__Task to carry out__: Repeat the records below exactly, leaving out any pictures.

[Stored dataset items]
==============================

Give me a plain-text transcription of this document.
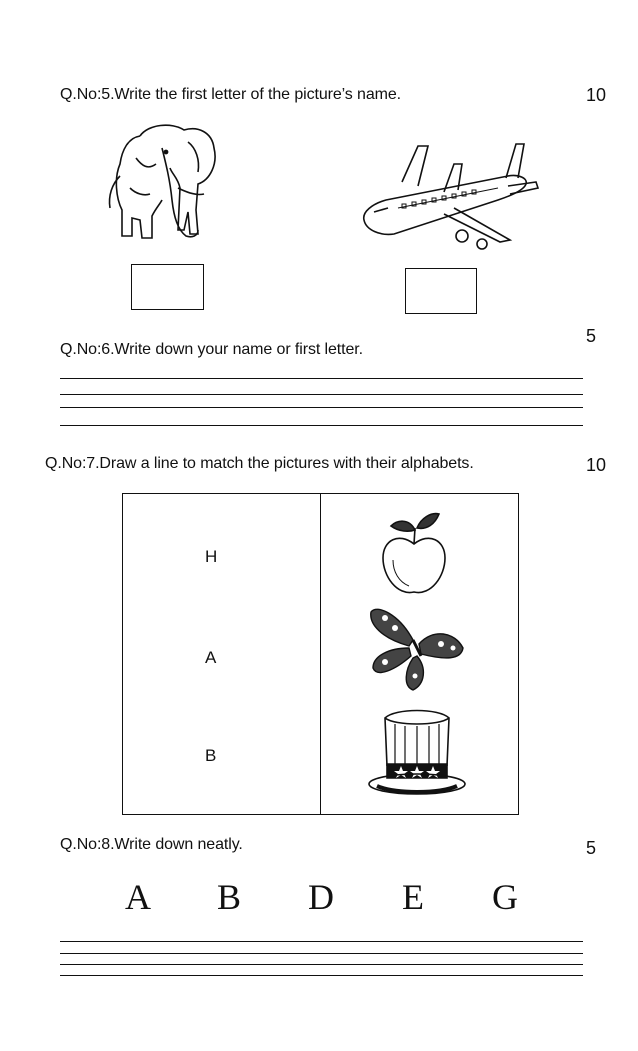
Q.No:5.Write the first letter of the picture’s name.	10
5
Q.No:6.Write down your name or first letter.
Q.No:7.Draw a line to match the pictures with their alphabets.	10
H
A
B
Q.No:8.Write down neatly.	5
A B D E G
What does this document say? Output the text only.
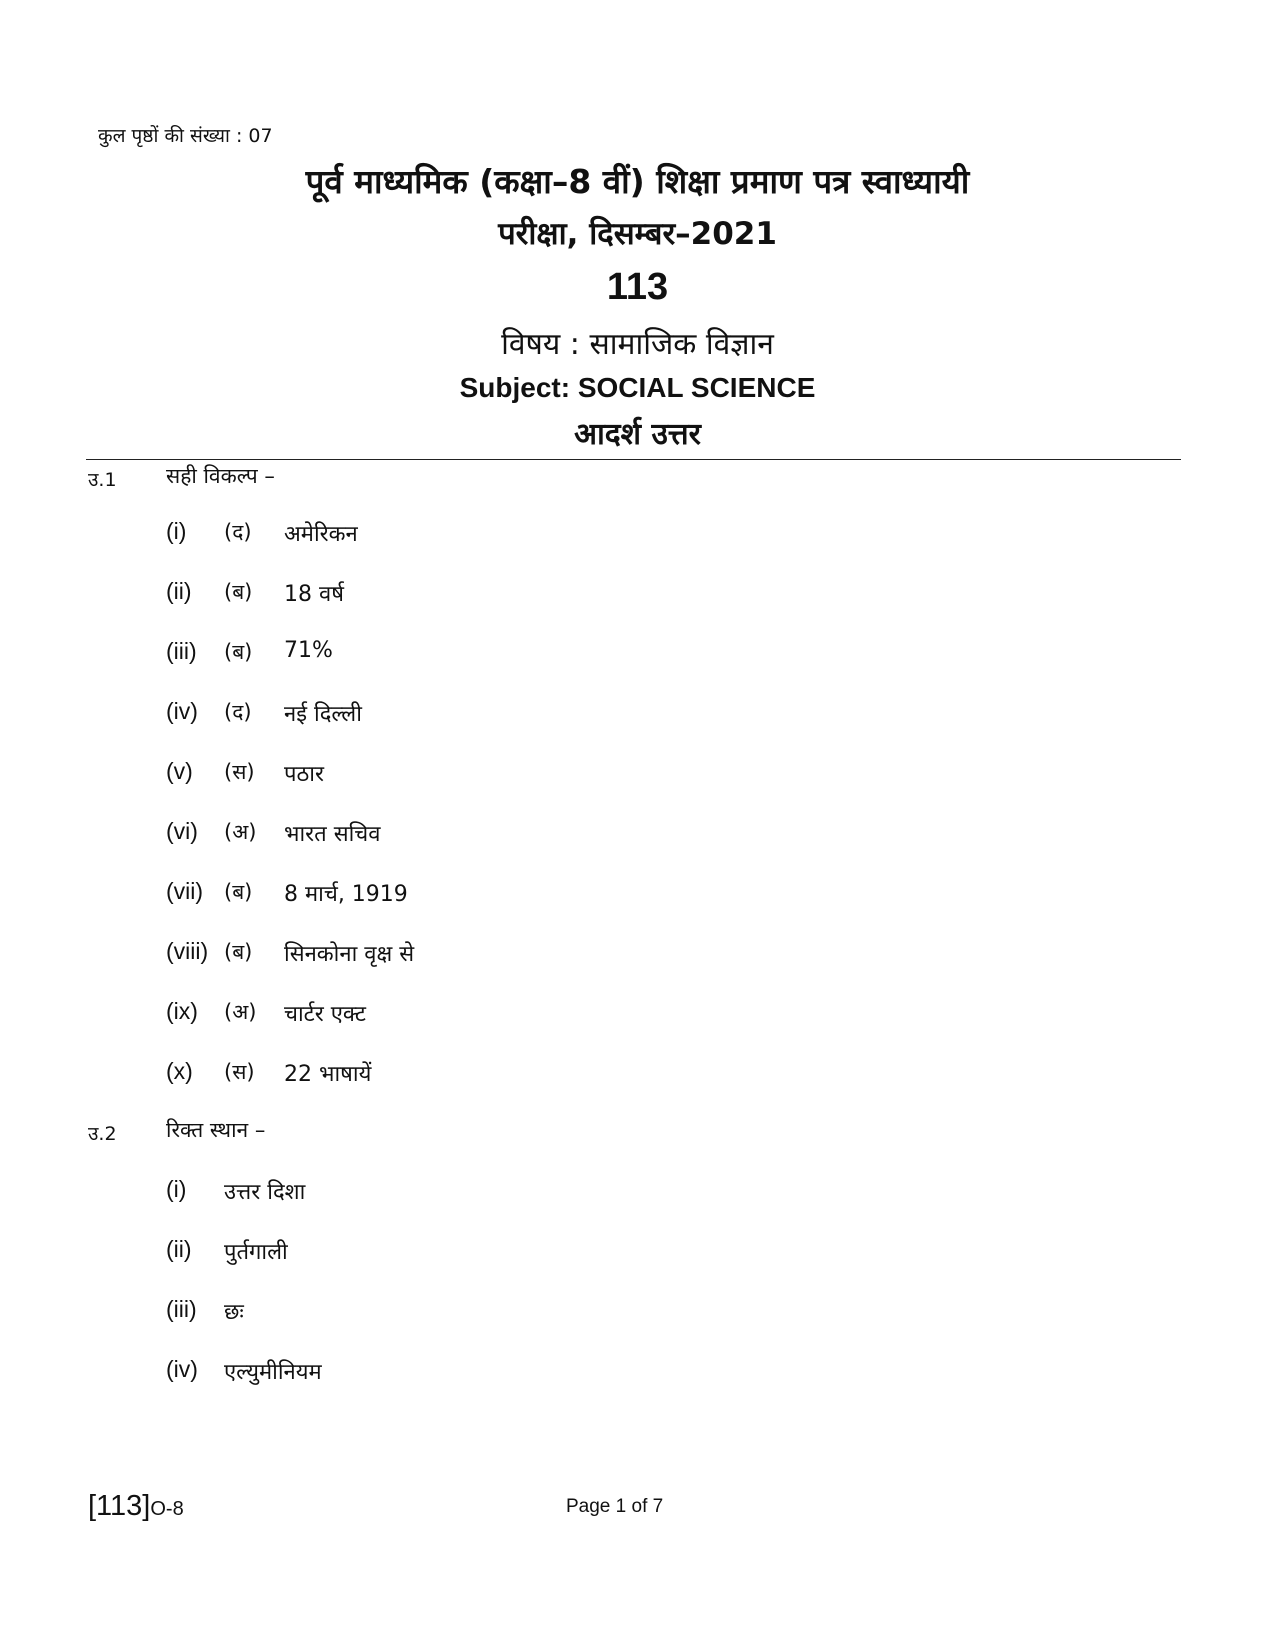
कुल पृष्ठों की संख्या : 07
पूर्व माध्यमिक (कक्षा–8 वीं) शिक्षा प्रमाण पत्र स्वाध्यायी
परीक्षा, दिसम्बर–2021
113
विषय : सामाजिक विज्ञान
Subject: SOCIAL SCIENCE
आदर्श उत्तर
उ.1 सही विकल्प –
(i) (द) अमेरिकन
(ii) (ब) 18 वर्ष
(iii) (ब) 71%
(iv) (द) नई दिल्ली
(v) (स) पठार
(vi) (अ) भारत सचिव
(vii) (ब) 8 मार्च, 1919
(viii) (ब) सिनकोना वृक्ष से
(ix) (अ) चार्टर एक्ट
(x) (स) 22 भाषायें
उ.2 रिक्त स्थान –
(i) उत्तर दिशा
(ii) पुर्तगाली
(iii) छः
(iv) एल्युमीनियम
[113]O-8	Page 1 of 7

==============================

__Result of the task__:
Give me a plain-text transcription of this document.
Q.No:5.Write the first letter of the picture’s name.	10
5
Q.No:6.Write down your name or first letter.
Q.No:7.Draw a line to match the pictures with their alphabets.	10
H
A
B
Q.No:8.Write down neatly.	5
A B D E G
What does this document say? Output the text only.
कुल पृष्ठों की संख्या : 07
पूर्व माध्यमिक (कक्षा–8 वीं) शिक्षा प्रमाण पत्र स्वाध्यायी
परीक्षा, दिसम्बर–2021
113
विषय : सामाजिक विज्ञान
Subject: SOCIAL SCIENCE
आदर्श उत्तर
उ.1 सही विकल्प –
(i) (द) अमेरिकन
(ii) (ब) 18 वर्ष
(iii) (ब) 71%
(iv) (द) नई दिल्ली
(v) (स) पठार
(vi) (अ) भारत सचिव
(vii) (ब) 8 मार्च, 1919
(viii) (ब) सिनकोना वृक्ष से
(ix) (अ) चार्टर एक्ट
(x) (स) 22 भाषायें
उ.2 रिक्त स्थान –
(i) उत्तर दिशा
(ii) पुर्तगाली
(iii) छः
(iv) एल्युमीनियम
[113]O-8	Page 1 of 7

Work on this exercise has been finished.